* [Task brief]: Sift the listing for lines that hold the string "perché" and pull them out.

──────── Material for this task ────────

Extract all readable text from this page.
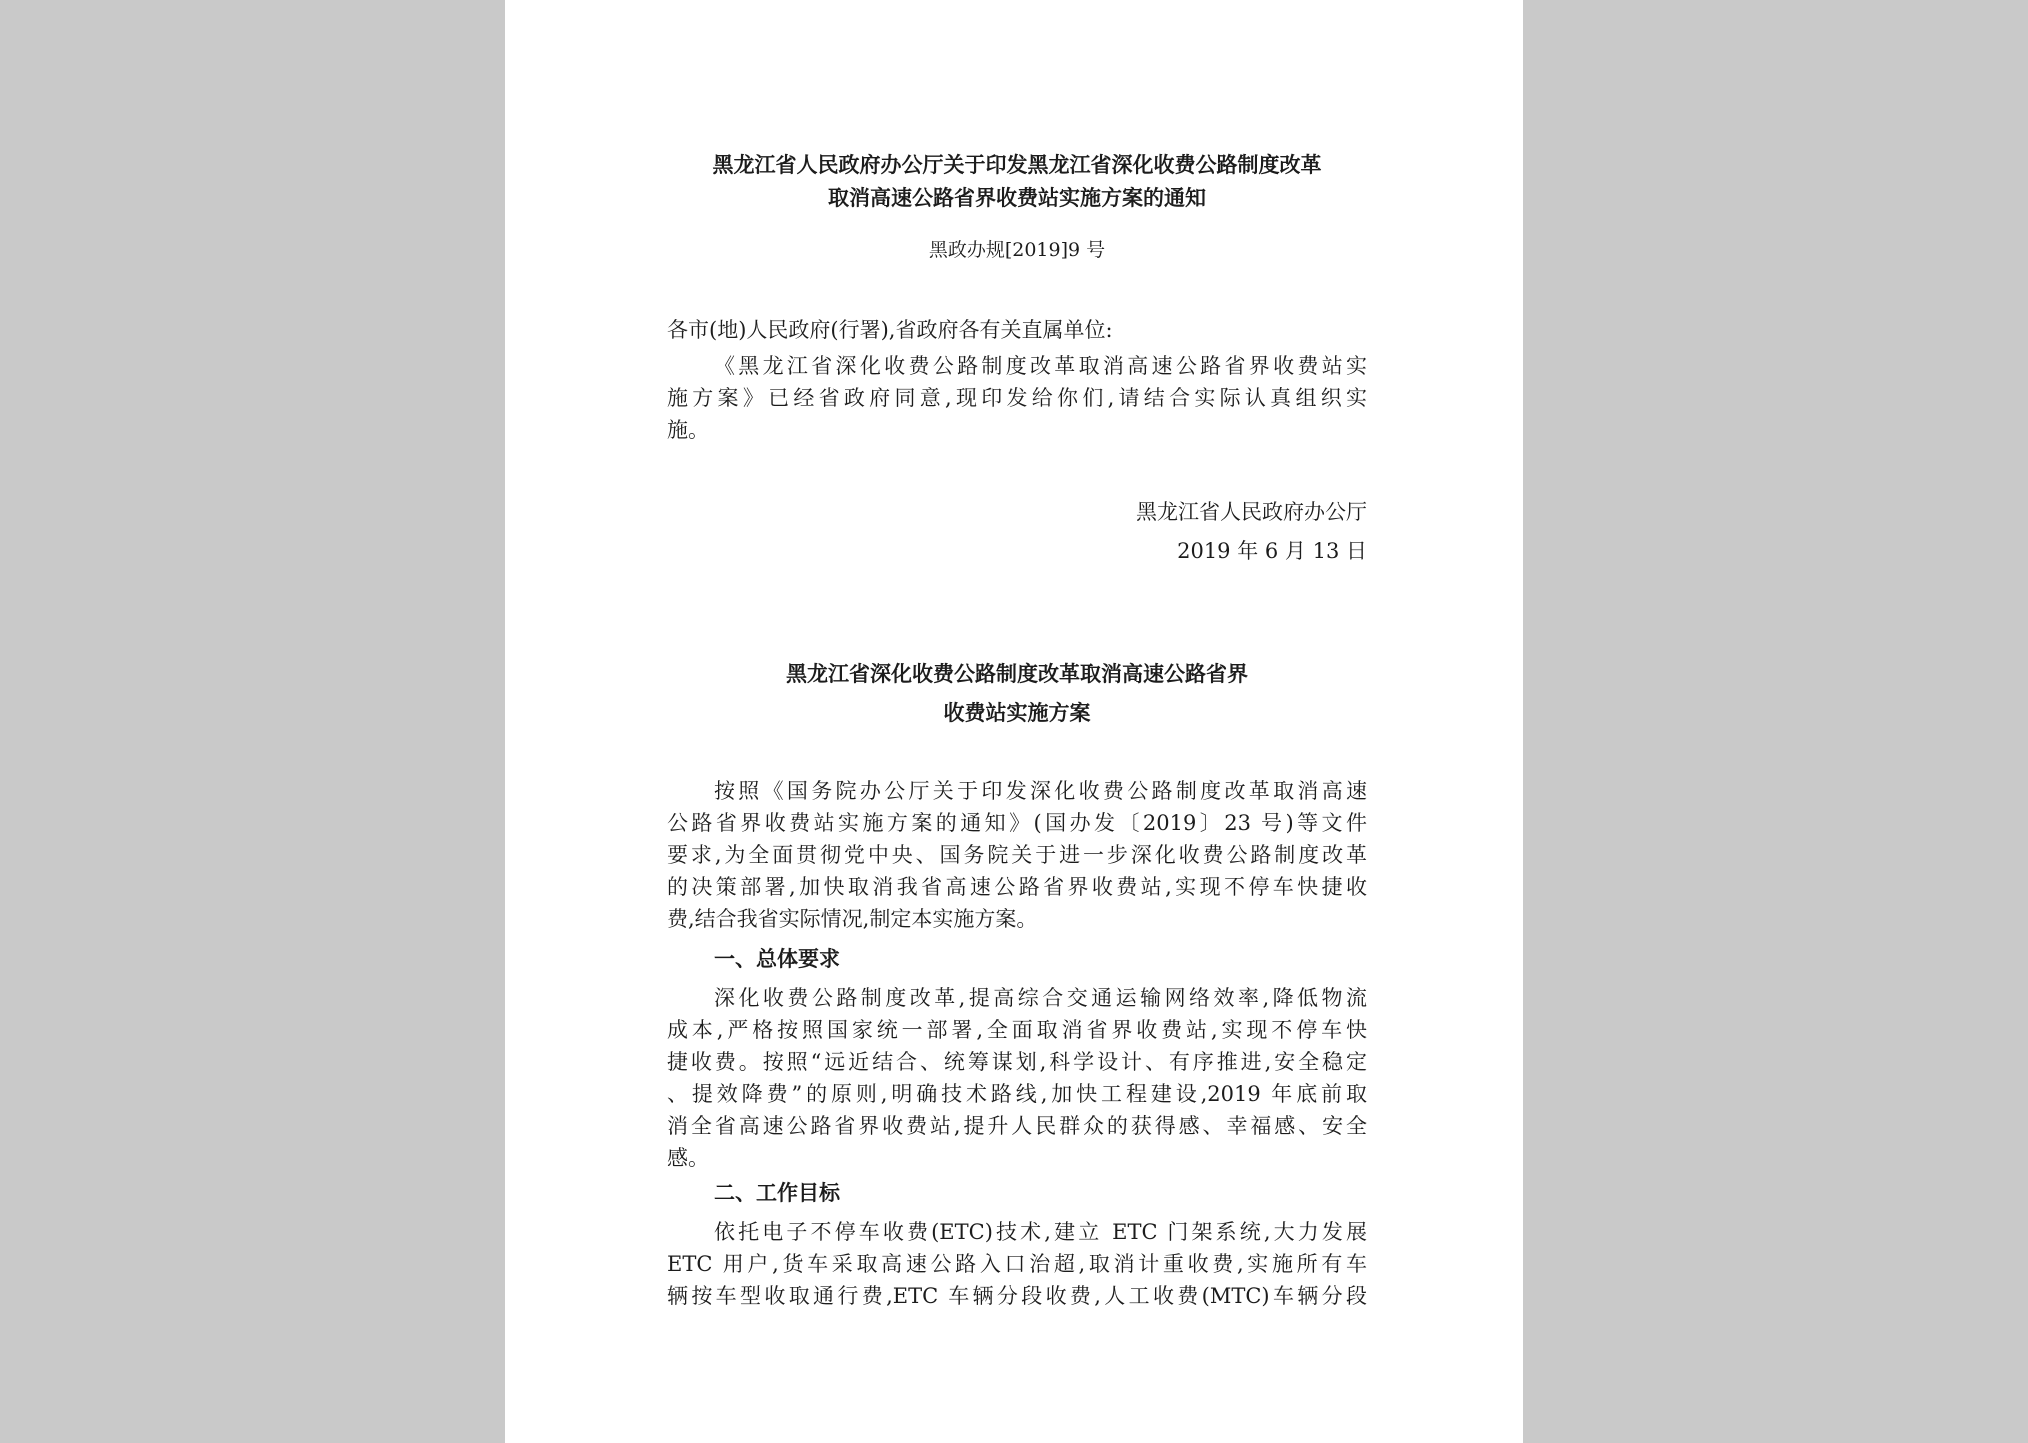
黑龙江省人民政府办公厅关于印发黑龙江省深化收费公路制度改革
取消高速公路省界收费站实施方案的通知
黑政办规[2019]9 号
各市(地)人民政府(行署),省政府各有关直属单位:
《黑龙江省深化收费公路制度改革取消高速公路省界收费站实
施方案》已经省政府同意,现印发给你们,请结合实际认真组织实
施。
黑龙江省人民政府办公厅
2019 年 6 月 13 日
黑龙江省深化收费公路制度改革取消高速公路省界
收费站实施方案
按照《国务院办公厅关于印发深化收费公路制度改革取消高速
公路省界收费站实施方案的通知》(国办发〔2019〕23 号)等文件
要求,为全面贯彻党中央、国务院关于进一步深化收费公路制度改革
的决策部署,加快取消我省高速公路省界收费站,实现不停车快捷收
费,结合我省实际情况,制定本实施方案。
一、总体要求
深化收费公路制度改革,提高综合交通运输网络效率,降低物流
成本,严格按照国家统一部署,全面取消省界收费站,实现不停车快
捷收费。按照“远近结合、统筹谋划,科学设计、有序推进,安全稳定
、提效降费”的原则,明确技术路线,加快工程建设,2019 年底前取
消全省高速公路省界收费站,提升人民群众的获得感、幸福感、安全
感。
二、工作目标
依托电子不停车收费(ETC)技术,建立 ETC 门架系统,大力发展
ETC 用户,货车采取高速公路入口治超,取消计重收费,实施所有车
辆按车型收取通行费,ETC 车辆分段收费,人工收费(MTC)车辆分段
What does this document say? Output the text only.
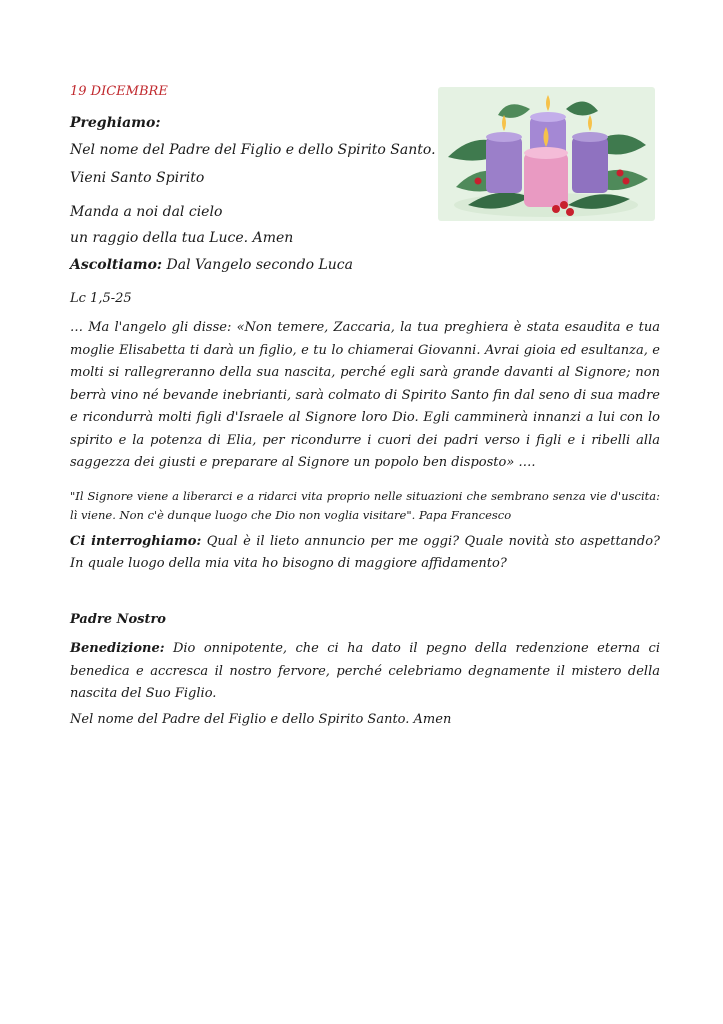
19 DICEMBRE

Preghiamo:

Nel nome del Padre del Figlio e dello Spirito Santo.

Vieni Santo Spirito

Manda a noi dal cielo

un raggio della tua Luce. Amen

Ascoltiamo: Dal Vangelo secondo Luca

Lc 1,5-25

… Ma l'angelo gli disse: «Non temere, Zaccaria, la tua preghiera è stata esaudita e tua moglie Elisabetta ti darà un figlio, e tu lo chiamerai Giovanni. Avrai gioia ed esultanza, e molti si rallegreranno della sua nascita, perché egli sarà grande davanti al Signore; non berrà vino né bevande inebrianti, sarà colmato di Spirito Santo fin dal seno di sua madre e ricondurrà molti figli d'Israele al Signore loro Dio. Egli camminerà innanzi a lui con lo spirito e la potenza di Elia, per ricondurre i cuori dei padri verso i figli e i ribelli alla saggezza dei giusti e preparare al Signore un popolo ben disposto» ….

"Il Signore viene a liberarci e a ridarci vita proprio nelle situazioni che sembrano senza vie d'uscita: lì viene. Non c'è dunque luogo che Dio non voglia visitare". Papa Francesco

Ci interroghiamo: Qual è il lieto annuncio per me oggi? Quale novità sto aspettando? In quale luogo della mia vita ho bisogno di maggiore affidamento?

Padre Nostro

Benedizione: Dio onnipotente, che ci ha dato il pegno della redenzione eterna ci benedica e accresca il nostro fervore, perché celebriamo degnamente il mistero della nascita del Suo Figlio.

Nel nome del Padre del Figlio e dello Spirito Santo. Amen
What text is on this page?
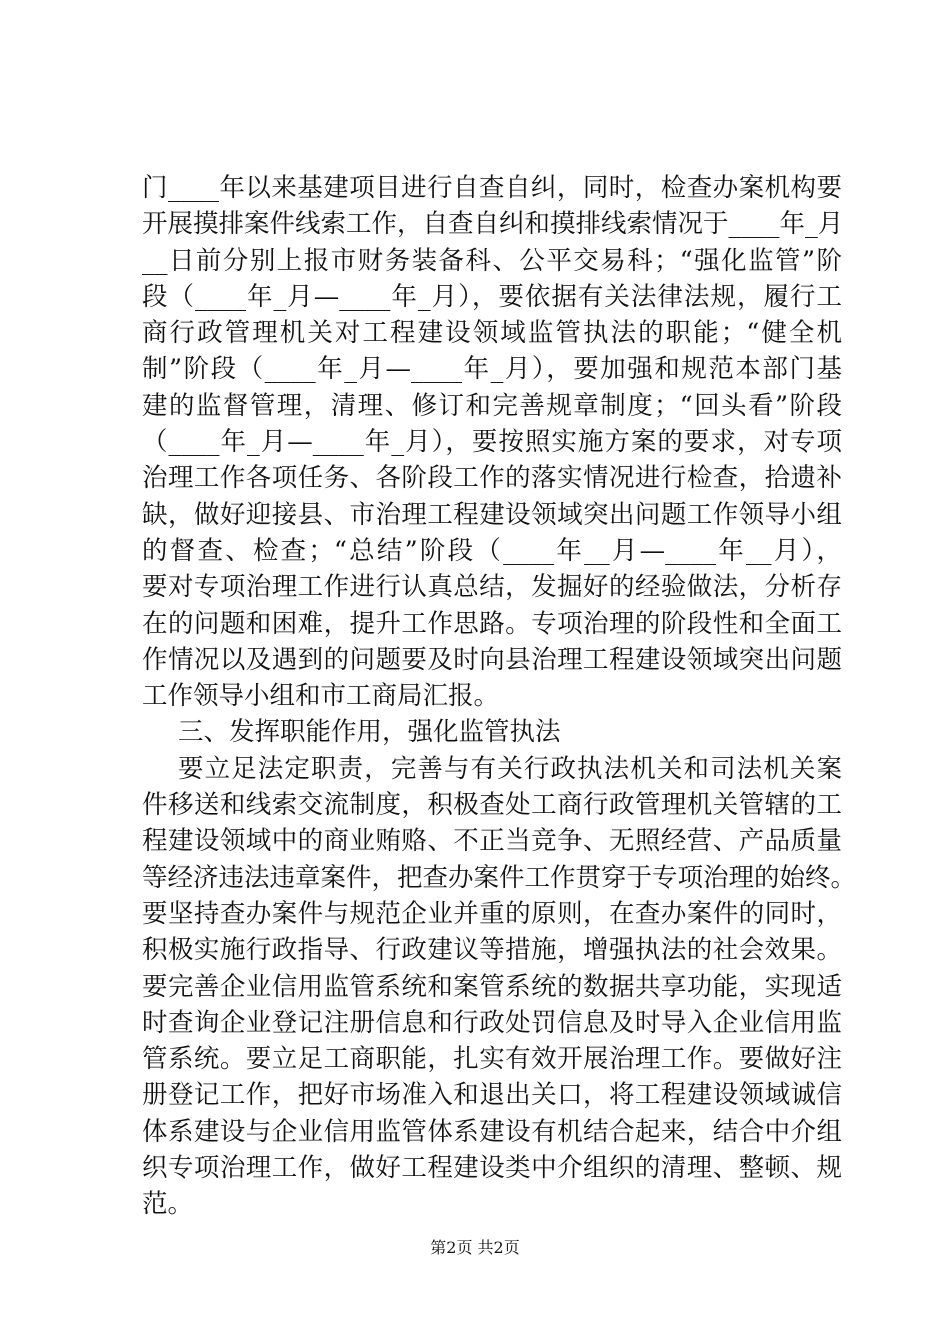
门____年以来基建项目进行自查自纠，同时，检查办案机构要
开展摸排案件线索工作，自查自纠和摸排线索情况于____年_月
__日前分别上报市财务装备科、公平交易科；“强化监管”阶
段（____年_月—____年_月），要依据有关法律法规，履行工
商行政管理机关对工程建设领域监管执法的职能；“健全机
制”阶段（____年_月—____年_月），要加强和规范本部门基
建的监督管理，清理、修订和完善规章制度；“回头看”阶段
（____年_月—____年_月），要按照实施方案的要求，对专项
治理工作各项任务、各阶段工作的落实情况进行检查，拾遗补
缺，做好迎接县、市治理工程建设领域突出问题工作领导小组
的督查、检查；“总结”阶段（____年__月—____年__月），
要对专项治理工作进行认真总结，发掘好的经验做法，分析存
在的问题和困难，提升工作思路。专项治理的阶段性和全面工
作情况以及遇到的问题要及时向县治理工程建设领域突出问题
工作领导小组和市工商局汇报。
三、发挥职能作用，强化监管执法
要立足法定职责，完善与有关行政执法机关和司法机关案
件移送和线索交流制度，积极查处工商行政管理机关管辖的工
程建设领域中的商业贿赂、不正当竞争、无照经营、产品质量
等经济违法违章案件，把查办案件工作贯穿于专项治理的始终。
要坚持查办案件与规范企业并重的原则，在查办案件的同时，
积极实施行政指导、行政建议等措施，增强执法的社会效果。
要完善企业信用监管系统和案管系统的数据共享功能，实现适
时查询企业登记注册信息和行政处罚信息及时导入企业信用监
管系统。要立足工商职能，扎实有效开展治理工作。要做好注
册登记工作，把好市场准入和退出关口，将工程建设领域诚信
体系建设与企业信用监管体系建设有机结合起来，结合中介组
织专项治理工作，做好工程建设类中介组织的清理、整顿、规
范。
第2页 共2页
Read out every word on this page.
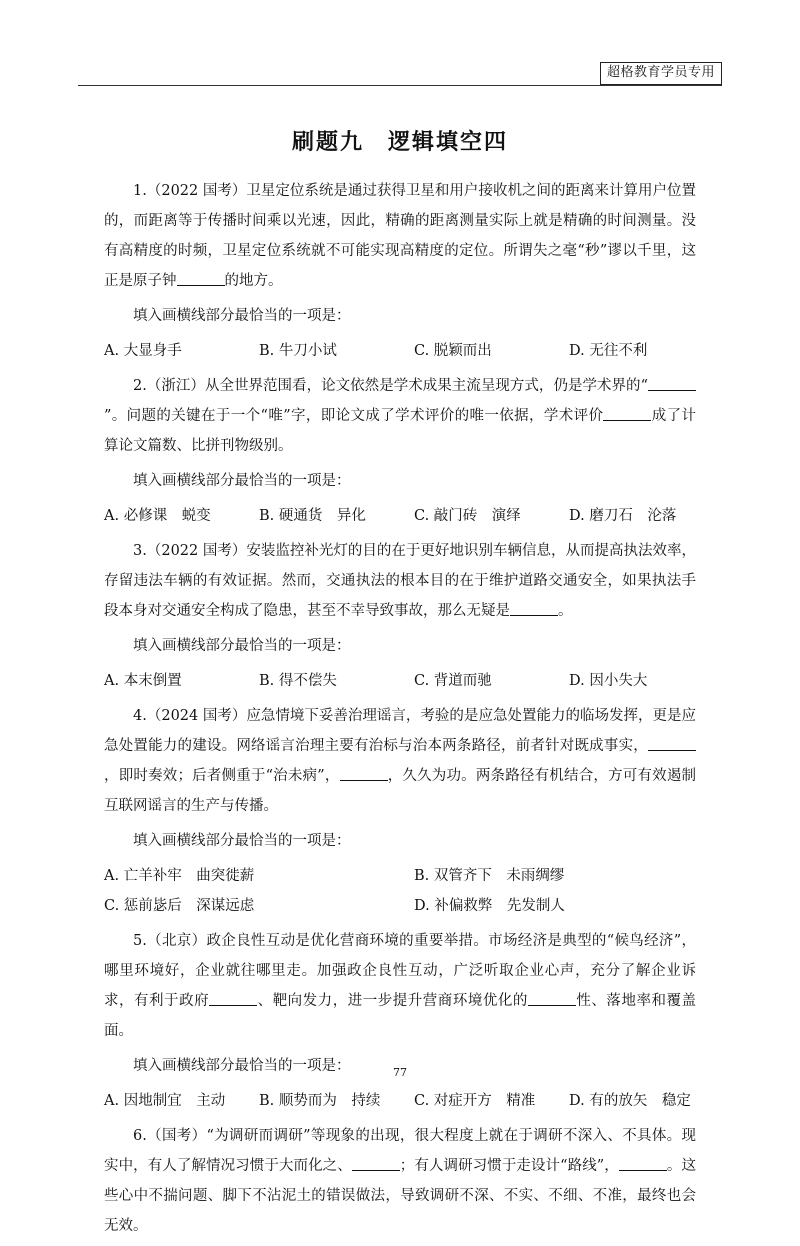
超格教育学员专用
刷题九　逻辑填空四

1.（2022 国考）卫星定位系统是通过获得卫星和用户接收机之间的距离来计算用户位置的，而距离等于传播时间乘以光速，因此，精确的距离测量实际上就是精确的时间测量。没有高精度的时频，卫星定位系统就不可能实现高精度的定位。所谓失之毫“秒”谬以千里，这正是原子钟	的地方。

填入画横线部分最恰当的一项是：
A. 大显身手	B. 牛刀小试	C. 脱颖而出	D. 无往不利

2.（浙江）从全世界范围看，论文依然是学术成果主流呈现方式，仍是学术界的“”。问题的关键在于一个“唯”字，即论文成了学术评价的唯一依据，学术评价	成了计算论文篇数、比拼刊物级别。

填入画横线部分最恰当的一项是：
A. 必修课　蜕变	B. 硬通货　异化	C. 敲门砖　演绎	D. 磨刀石　沦落

3.（2022 国考）安装监控补光灯的目的在于更好地识别车辆信息，从而提高执法效率，存留违法车辆的有效证据。然而，交通执法的根本目的在于维护道路交通安全，如果执法手段本身对交通安全构成了隐患，甚至不幸导致事故，那么无疑是	。

填入画横线部分最恰当的一项是：
A. 本末倒置	B. 得不偿失	C. 背道而驰	D. 因小失大

4.（2024 国考）应急情境下妥善治理谣言，考验的是应急处置能力的临场发挥，更是应急处置能力的建设。网络谣言治理主要有治标与治本两条路径，前者针对既成事实，，即时奏效；后者侧重于“治未病”，	，久久为功。两条路径有机结合，方可有效遏制互联网谣言的生产与传播。

填入画横线部分最恰当的一项是：
A. 亡羊补牢　曲突徙薪	B. 双管齐下　未雨绸缪
C. 惩前毖后　深谋远虑	D. 补偏救弊　先发制人

5.（北京）政企良性互动是优化营商环境的重要举措。市场经济是典型的“候鸟经济”，哪里环境好，企业就往哪里走。加强政企良性互动，广泛听取企业心声，充分了解企业诉求，有利于政府	、靶向发力，进一步提升营商环境优化的	性、落地率和覆盖面。

填入画横线部分最恰当的一项是：
A. 因地制宜　主动	B. 顺势而为　持续	C. 对症开方　精准	D. 有的放矢　稳定

6.（国考）“为调研而调研”等现象的出现，很大程度上就在于调研不深入、不具体。现实中，有人了解情况习惯于大而化之、	；有人调研习惯于走设计“路线”，	。这些心中不揣问题、脚下不沾泥土的错误做法，导致调研不深、不实、不细、不准，最终也会无效。

77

────────

* [Final result]:
… Ma l'angelo gli disse: «Non temere, Zaccaria, la tua preghiera è stata esaudita e tua moglie Elisabetta ti darà un figlio, e tu lo chiamerai Giovanni. Avrai gioia ed esultanza, e molti si rallegreranno della sua nascita, perché egli sarà grande davanti al Signore; non berrà vino né bevande inebrianti, sarà colmato di Spirito Santo fin dal seno di sua madre e ricondurrà molti figli d'Israele al Signore loro Dio. Egli camminerà innanzi a lui con lo spirito e la potenza di Elia, per ricondurre i cuori dei padri verso i figli e i ribelli alla saggezza dei giusti e preparare al Signore un popolo ben disposto» ….
Benedizione: Dio onnipotente, che ci ha dato il pegno della redenzione eterna ci benedica e accresca il nostro fervore, perché celebriamo degnamente il mistero della nascita del Suo Figlio.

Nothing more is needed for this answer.